Exercise prompt: Go through the data below. List every line that holds the word "dialogue".

-*-*-

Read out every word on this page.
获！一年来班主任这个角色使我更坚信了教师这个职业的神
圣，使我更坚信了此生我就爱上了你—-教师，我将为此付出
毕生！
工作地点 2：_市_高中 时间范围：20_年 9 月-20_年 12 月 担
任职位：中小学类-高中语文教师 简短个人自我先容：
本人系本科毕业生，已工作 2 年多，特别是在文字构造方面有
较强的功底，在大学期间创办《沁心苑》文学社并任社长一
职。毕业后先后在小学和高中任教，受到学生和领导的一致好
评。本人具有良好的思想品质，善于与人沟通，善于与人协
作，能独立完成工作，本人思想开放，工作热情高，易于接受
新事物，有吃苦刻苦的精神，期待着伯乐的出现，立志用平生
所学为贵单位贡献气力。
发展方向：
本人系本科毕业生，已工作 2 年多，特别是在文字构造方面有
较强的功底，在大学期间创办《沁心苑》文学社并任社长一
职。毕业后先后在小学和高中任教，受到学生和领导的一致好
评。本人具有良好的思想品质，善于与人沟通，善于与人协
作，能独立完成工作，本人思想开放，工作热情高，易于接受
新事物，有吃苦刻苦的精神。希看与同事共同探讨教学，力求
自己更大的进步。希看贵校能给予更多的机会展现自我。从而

-*-*-

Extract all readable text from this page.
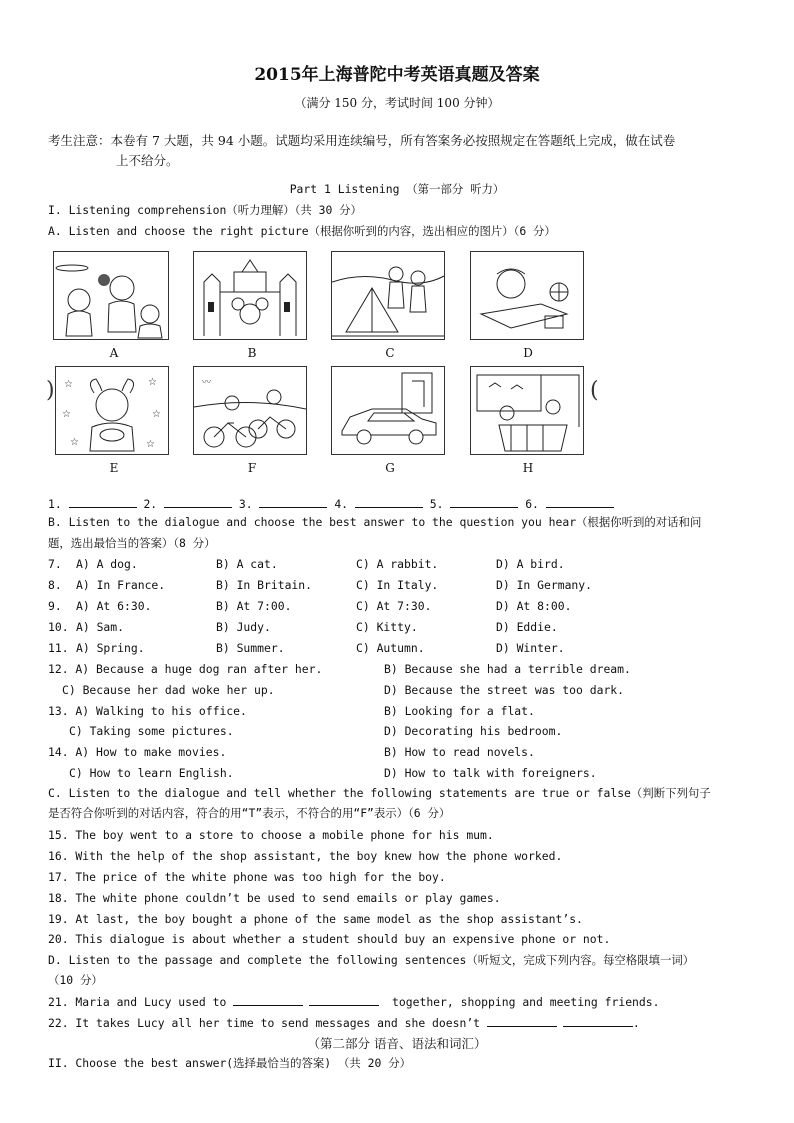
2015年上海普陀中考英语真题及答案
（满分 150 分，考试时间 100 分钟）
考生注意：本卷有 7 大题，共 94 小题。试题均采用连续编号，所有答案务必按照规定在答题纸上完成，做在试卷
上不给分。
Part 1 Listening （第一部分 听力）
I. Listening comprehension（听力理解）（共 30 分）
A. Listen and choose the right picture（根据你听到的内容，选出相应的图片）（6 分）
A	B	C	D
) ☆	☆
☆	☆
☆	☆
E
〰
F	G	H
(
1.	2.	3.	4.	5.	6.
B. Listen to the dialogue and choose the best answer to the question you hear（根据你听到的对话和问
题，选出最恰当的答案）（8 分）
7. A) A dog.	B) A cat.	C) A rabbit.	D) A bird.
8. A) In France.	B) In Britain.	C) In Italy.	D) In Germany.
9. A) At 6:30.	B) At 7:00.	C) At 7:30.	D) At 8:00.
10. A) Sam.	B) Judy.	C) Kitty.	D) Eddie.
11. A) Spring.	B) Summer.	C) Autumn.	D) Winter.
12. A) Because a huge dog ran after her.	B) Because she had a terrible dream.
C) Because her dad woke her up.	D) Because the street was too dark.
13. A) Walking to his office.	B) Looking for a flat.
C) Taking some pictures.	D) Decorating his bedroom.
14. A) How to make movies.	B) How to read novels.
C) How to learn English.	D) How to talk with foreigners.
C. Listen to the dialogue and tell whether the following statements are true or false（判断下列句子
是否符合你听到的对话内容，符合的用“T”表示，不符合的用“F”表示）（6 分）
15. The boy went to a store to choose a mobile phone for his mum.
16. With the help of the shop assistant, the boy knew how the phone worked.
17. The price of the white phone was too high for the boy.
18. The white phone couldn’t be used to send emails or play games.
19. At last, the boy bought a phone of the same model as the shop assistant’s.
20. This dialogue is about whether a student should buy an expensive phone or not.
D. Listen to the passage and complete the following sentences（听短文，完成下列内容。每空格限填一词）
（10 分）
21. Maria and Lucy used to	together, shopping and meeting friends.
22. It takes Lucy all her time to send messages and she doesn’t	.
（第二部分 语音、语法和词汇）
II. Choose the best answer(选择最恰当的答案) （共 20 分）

-*-*-

Written solution:
B. Listen to the dialogue and choose the best answer to the question you hear（根据你听到的对话和问
C. Listen to the dialogue and tell whether the following statements are true or false（判断下列句子
20. This dialogue is about whether a student should buy an expensive phone or not.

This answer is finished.